- _WORK REQUIRED_:
From the material below, list every line containing "Российской".
>> start GIVEN ENTRIES
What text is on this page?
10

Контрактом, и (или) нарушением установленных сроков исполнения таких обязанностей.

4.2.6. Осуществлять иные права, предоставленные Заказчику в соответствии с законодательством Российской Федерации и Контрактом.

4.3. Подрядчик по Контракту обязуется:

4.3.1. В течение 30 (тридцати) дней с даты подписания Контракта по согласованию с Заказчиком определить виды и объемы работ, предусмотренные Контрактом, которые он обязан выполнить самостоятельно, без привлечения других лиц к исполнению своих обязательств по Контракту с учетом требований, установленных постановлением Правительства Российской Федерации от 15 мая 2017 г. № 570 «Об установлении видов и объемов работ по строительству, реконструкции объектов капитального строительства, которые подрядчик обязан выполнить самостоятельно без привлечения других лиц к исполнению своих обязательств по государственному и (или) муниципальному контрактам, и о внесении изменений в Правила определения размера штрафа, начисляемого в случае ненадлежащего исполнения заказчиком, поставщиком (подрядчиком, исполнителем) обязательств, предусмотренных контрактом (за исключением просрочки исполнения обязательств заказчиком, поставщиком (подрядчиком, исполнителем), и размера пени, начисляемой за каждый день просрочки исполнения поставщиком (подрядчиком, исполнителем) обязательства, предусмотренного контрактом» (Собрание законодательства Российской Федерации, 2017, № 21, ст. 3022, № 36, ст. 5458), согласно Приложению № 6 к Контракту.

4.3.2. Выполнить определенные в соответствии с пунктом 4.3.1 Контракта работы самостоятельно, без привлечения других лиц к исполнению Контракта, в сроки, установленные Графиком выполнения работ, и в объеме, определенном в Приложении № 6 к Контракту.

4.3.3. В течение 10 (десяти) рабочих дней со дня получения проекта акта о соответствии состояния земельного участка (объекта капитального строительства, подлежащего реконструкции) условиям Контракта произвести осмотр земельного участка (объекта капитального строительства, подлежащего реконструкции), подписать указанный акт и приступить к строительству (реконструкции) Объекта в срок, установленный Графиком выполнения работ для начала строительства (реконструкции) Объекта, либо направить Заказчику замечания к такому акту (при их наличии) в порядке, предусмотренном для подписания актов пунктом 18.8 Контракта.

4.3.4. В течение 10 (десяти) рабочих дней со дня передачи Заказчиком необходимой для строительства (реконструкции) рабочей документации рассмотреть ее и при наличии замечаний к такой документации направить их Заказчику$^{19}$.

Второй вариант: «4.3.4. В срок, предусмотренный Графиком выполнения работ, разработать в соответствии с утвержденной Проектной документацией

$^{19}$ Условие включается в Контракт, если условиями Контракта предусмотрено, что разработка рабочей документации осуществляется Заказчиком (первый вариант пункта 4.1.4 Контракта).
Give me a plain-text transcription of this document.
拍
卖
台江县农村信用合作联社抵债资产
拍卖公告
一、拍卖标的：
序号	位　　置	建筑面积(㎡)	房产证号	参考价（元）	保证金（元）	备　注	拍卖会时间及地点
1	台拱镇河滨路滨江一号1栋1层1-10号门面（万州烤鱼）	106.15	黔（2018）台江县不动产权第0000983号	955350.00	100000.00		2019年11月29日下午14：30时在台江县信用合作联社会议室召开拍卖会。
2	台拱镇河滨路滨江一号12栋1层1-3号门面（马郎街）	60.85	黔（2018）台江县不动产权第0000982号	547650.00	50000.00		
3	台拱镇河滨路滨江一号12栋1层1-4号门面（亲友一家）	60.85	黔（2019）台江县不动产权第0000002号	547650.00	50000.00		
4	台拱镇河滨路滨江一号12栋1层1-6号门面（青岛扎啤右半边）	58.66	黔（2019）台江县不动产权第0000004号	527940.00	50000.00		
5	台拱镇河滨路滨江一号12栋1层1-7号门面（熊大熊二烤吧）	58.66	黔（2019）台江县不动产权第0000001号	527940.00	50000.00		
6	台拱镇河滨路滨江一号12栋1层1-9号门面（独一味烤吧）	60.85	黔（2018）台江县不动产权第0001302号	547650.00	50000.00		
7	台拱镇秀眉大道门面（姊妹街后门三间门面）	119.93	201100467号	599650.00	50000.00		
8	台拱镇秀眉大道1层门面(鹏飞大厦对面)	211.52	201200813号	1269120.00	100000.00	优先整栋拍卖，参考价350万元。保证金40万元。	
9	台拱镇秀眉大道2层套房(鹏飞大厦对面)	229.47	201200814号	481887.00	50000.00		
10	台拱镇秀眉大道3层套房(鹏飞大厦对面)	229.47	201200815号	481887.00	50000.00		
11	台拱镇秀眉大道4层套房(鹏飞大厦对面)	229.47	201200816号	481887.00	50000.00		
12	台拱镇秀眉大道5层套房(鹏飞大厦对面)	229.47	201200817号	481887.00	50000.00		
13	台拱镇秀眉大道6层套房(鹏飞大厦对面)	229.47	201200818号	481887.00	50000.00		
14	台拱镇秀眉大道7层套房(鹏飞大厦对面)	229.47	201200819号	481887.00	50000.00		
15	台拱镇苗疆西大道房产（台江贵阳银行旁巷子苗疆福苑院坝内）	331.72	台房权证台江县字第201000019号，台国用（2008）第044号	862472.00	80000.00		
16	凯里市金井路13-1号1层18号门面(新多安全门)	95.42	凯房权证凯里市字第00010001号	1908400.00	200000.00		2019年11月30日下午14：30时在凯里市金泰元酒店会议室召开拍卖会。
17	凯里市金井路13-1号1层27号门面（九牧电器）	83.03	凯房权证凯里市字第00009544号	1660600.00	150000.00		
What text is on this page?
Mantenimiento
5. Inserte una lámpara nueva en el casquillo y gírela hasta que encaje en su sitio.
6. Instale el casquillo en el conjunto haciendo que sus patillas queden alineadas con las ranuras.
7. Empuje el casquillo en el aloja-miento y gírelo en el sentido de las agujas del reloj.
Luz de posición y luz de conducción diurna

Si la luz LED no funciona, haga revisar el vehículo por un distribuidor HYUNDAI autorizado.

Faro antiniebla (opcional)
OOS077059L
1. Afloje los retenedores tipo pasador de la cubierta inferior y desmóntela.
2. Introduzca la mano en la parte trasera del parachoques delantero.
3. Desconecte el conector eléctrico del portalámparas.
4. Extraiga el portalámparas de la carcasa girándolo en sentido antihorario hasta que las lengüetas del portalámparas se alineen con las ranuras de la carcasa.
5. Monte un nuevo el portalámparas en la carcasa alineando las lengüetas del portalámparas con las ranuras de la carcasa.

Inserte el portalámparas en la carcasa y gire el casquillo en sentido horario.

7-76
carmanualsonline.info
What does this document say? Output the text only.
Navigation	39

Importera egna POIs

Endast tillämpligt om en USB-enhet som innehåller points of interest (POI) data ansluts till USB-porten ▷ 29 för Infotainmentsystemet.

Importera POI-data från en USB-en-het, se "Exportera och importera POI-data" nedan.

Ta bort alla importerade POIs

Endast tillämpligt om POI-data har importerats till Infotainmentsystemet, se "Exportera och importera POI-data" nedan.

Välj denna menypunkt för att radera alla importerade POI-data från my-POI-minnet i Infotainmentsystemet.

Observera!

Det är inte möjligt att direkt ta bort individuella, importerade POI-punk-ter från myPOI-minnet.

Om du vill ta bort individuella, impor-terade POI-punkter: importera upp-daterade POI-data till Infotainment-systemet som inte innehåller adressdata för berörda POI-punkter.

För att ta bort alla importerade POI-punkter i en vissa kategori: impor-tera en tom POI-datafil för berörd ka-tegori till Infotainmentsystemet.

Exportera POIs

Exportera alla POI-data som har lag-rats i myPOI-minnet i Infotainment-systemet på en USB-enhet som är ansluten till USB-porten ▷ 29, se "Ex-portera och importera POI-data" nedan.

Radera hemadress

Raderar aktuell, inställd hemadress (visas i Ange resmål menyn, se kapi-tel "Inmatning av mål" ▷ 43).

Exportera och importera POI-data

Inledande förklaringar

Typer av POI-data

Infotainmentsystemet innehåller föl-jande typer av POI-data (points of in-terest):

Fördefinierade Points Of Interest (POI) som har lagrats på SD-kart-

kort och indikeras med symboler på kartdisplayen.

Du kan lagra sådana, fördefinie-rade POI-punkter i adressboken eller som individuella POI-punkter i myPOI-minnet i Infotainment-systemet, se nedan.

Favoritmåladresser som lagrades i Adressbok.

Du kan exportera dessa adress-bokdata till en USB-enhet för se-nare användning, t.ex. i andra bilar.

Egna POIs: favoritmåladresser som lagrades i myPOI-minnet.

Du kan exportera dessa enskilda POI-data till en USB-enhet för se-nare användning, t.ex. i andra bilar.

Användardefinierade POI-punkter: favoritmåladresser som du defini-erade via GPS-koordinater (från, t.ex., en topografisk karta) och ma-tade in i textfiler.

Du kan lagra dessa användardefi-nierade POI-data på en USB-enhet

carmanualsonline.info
>> end GIVEN ENTRIES
- _THE SOLUTION_:
4.2.6. Осуществлять иные права, предоставленные Заказчику в соответствии с законодательством Российской Федерации и Контрактом.
4.3.1. В течение 30 (тридцати) дней с даты подписания Контракта по согласованию с Заказчиком определить виды и объемы работ, предусмотренные Контрактом, которые он обязан выполнить самостоятельно, без привлечения других лиц к исполнению своих обязательств по Контракту с учетом требований, установленных постановлением Правительства Российской Федерации от 15 мая 2017 г. № 570 «Об установлении видов и объемов работ по строительству, реконструкции объектов капитального строительства, которые подрядчик обязан выполнить самостоятельно без привлечения других лиц к исполнению своих обязательств по государственному и (или) муниципальному контрактам, и о внесении изменений в Правила определения размера штрафа, начисляемого в случае ненадлежащего исполнения заказчиком, поставщиком (подрядчиком, исполнителем) обязательств, предусмотренных контрактом (за исключением просрочки исполнения обязательств заказчиком, поставщиком (подрядчиком, исполнителем), и размера пени, начисляемой за каждый день просрочки исполнения поставщиком (подрядчиком, исполнителем) обязательства, предусмотренного контрактом» (Собрание законодательства Российской Федерации, 2017, № 21, ст. 3022, № 36, ст. 5458), согласно Приложению № 6 к Контракту.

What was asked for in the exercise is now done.